WHAT NEEDS TO BE DONE -> Copy the interview excerpt below word for word, with nothing left out or changed.

---- SOURCE TEXT

But one thing throughout my journey that I took into consideration was my education, with all of the treatment I was going through, you could do anything to me but once I was in school, I was happy. I went back under parental care, and my father sent me to Bong County to my grandfather to continue my education. I started living with my grandfather and my mother took the child with her, after experiencing life on my own, living with a man, I became a child again.
Decontee: How did you start your journalism career?
Oretha: When I reached the 11th-grade class, I always liked listening to UNMIL Radio back then and I will always tell my sisters that one day I talk on that radio. From that moment I developed an interest in journalism, I expressed to people that I wanted to be a journalist and someone recommended me to Radio Gbarnga to practice. I went there and I spoke with Clarence Jackson that I wanted to be a journalist, and he told me to be reporting from the school that I was in. I started reporting and writing happenings on campus and reading news on devotion line. After some times with the help of my French instructor and other people who used to edit my note, I became the spokesperson for the school. Later Clarence called me to Radio Gbarnga to read the announcement on air and it was another journey again. After some time, I changed my school to Williams V. S Tubman grade because my grandfather never wanted me to be a journalist. He said journalists do not have benefits and there is no money in doing journalism, so I should do nursing, agriculture, or other things than journalism. And I told him that in life anything you put your mind to do and you do it to the best of your ability, you will become successful, and that is how he started calling me Elizabeth Blunt. He said I was getting too wild and exposed so he cannot control me anymore I should do what I want to do, so I got a new place and my father pays the rent. That is how I changed my school and I was still in the 11th-grade class. In my new school, I noticed that I was good as an accountant, so I started thinking about how I manage. I went back to Clarence and I told him about it, he encouraged me to open a press club in the school.

--------
---- DATA SHOWN

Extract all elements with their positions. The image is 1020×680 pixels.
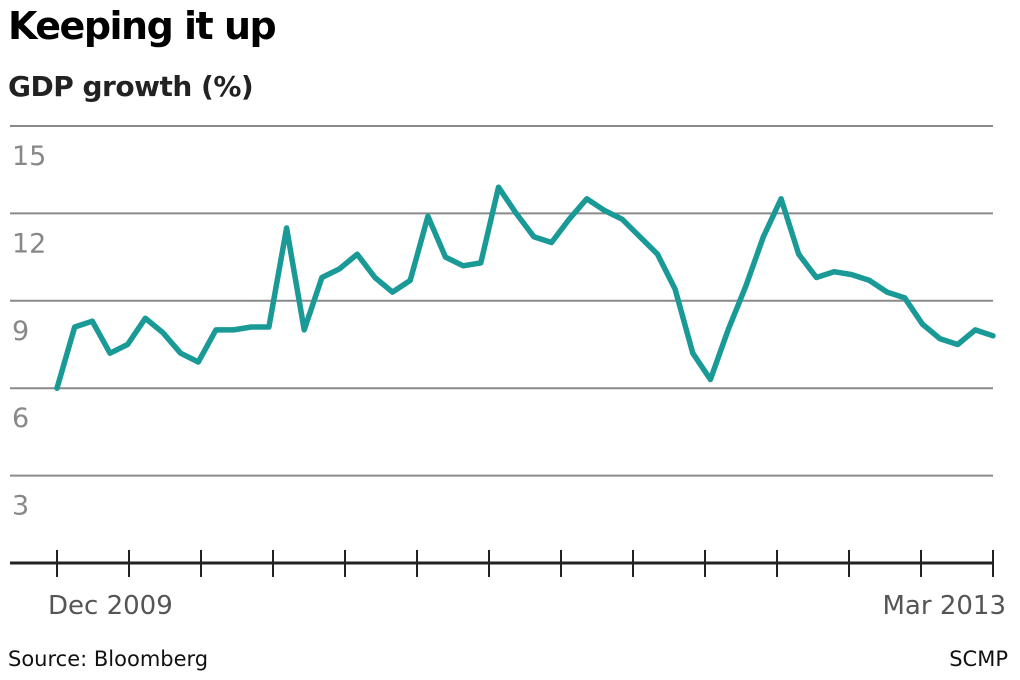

--------

OUTPUT BELOW ->
But one thing throughout my journey that I took into consideration was my education, with all of the treatment I was going through, you could do anything to me but once I was in school, I was happy. I went back under parental care, and my father sent me to Bong County to my grandfather to continue my education. I started living with my grandfather and my mother took the child with her, after experiencing life on my own, living with a man, I became a child again.
Decontee: How did you start your journalism career?
Oretha: When I reached the 11th-grade class, I always liked listening to UNMIL Radio back then and I will always tell my sisters that one day I talk on that radio. From that moment I developed an interest in journalism, I expressed to people that I wanted to be a journalist and someone recommended me to Radio Gbarnga to practice. I went there and I spoke with Clarence Jackson that I wanted to be a journalist, and he told me to be reporting from the school that I was in. I started reporting and writing happenings on campus and reading news on devotion line. After some times with the help of my French instructor and other people who used to edit my note, I became the spokesperson for the school. Later Clarence called me to Radio Gbarnga to read the announcement on air and it was another journey again. After some time, I changed my school to Williams V. S Tubman grade because my grandfather never wanted me to be a journalist. He said journalists do not have benefits and there is no money in doing journalism, so I should do nursing, agriculture, or other things than journalism. And I told him that in life anything you put your mind to do and you do it to the best of your ability, you will become successful, and that is how he started calling me Elizabeth Blunt. He said I was getting too wild and exposed so he cannot control me anymore I should do what I want to do, so I got a new place and my father pays the rent. That is how I changed my school and I was still in the 11th-grade class. In my new school, I noticed that I was good as an accountant, so I started thinking about how I manage. I went back to Clarence and I told him about it, he encouraged me to open a press club in the school.